§ PROVIDED INFORMATION:
begin
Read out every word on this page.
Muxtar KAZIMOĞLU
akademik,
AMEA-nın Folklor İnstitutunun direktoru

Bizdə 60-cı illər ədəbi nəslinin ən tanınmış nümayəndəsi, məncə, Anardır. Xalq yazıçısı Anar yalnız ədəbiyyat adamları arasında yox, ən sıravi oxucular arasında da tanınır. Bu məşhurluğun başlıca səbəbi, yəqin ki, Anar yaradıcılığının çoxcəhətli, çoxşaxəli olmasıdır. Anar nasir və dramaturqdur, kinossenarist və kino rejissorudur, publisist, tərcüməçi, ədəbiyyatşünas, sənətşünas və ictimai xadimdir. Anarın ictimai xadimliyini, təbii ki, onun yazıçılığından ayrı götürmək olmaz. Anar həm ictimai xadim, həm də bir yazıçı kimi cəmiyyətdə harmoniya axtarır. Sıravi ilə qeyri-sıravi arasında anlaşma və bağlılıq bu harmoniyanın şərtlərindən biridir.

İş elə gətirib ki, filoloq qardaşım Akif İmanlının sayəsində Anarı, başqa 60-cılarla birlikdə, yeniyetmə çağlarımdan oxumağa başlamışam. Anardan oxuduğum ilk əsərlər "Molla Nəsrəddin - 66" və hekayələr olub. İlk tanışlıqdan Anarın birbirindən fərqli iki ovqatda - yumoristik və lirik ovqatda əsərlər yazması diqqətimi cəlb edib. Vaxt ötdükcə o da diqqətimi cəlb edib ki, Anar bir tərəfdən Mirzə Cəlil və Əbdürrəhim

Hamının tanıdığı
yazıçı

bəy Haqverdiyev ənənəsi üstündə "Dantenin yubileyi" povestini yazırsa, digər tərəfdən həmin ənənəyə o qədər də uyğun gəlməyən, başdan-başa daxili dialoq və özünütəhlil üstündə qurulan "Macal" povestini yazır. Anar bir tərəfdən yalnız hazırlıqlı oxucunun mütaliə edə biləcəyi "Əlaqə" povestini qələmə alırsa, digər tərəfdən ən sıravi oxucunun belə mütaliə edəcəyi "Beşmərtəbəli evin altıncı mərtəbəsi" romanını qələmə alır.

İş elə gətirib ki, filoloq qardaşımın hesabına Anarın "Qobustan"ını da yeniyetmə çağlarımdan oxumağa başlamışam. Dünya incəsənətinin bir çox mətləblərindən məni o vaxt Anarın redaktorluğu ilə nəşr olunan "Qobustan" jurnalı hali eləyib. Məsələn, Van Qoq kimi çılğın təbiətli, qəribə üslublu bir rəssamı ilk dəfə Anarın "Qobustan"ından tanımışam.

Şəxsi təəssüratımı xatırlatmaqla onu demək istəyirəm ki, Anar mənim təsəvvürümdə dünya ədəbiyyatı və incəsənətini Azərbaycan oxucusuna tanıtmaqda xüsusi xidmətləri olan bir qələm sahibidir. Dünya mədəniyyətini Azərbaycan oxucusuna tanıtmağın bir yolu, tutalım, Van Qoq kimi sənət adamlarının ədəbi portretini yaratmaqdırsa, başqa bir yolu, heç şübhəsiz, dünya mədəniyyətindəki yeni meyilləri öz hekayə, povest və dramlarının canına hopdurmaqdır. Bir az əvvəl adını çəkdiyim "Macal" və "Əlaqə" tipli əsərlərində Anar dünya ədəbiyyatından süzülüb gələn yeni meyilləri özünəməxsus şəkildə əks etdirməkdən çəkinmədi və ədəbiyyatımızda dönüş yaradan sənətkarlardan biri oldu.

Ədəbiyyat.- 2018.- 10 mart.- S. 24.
end
§ TASK DETAILS:
Copy every line that contains the string "yazıçı".

§ WORKED SOLUTION:
Bizdə 60-cı illər ədəbi nəslinin ən tanınmış nümayəndəsi, məncə, Anardır. Xalq yazıçısı Anar yalnız ədəbiyyat adamları arasında yox, ən sıravi oxucular arasında da tanınır. Bu məşhurluğun başlıca səbəbi, yəqin ki, Anar yaradıcılığının çoxcəhətli, çoxşaxəli olmasıdır. Anar nasir və dramaturqdur, kinossenarist və kino rejissorudur, publisist, tərcüməçi, ədəbiyyatşünas, sənətşünas və ictimai xadimdir. Anarın ictimai xadimliyini, təbii ki, onun yazıçılığından ayrı götürmək olmaz. Anar həm ictimai xadim, həm də bir yazıçı kimi cəmiyyətdə harmoniya axtarır. Sıravi ilə qeyri-sıravi arasında anlaşma və bağlılıq bu harmoniyanın şərtlərindən biridir.
yazıçı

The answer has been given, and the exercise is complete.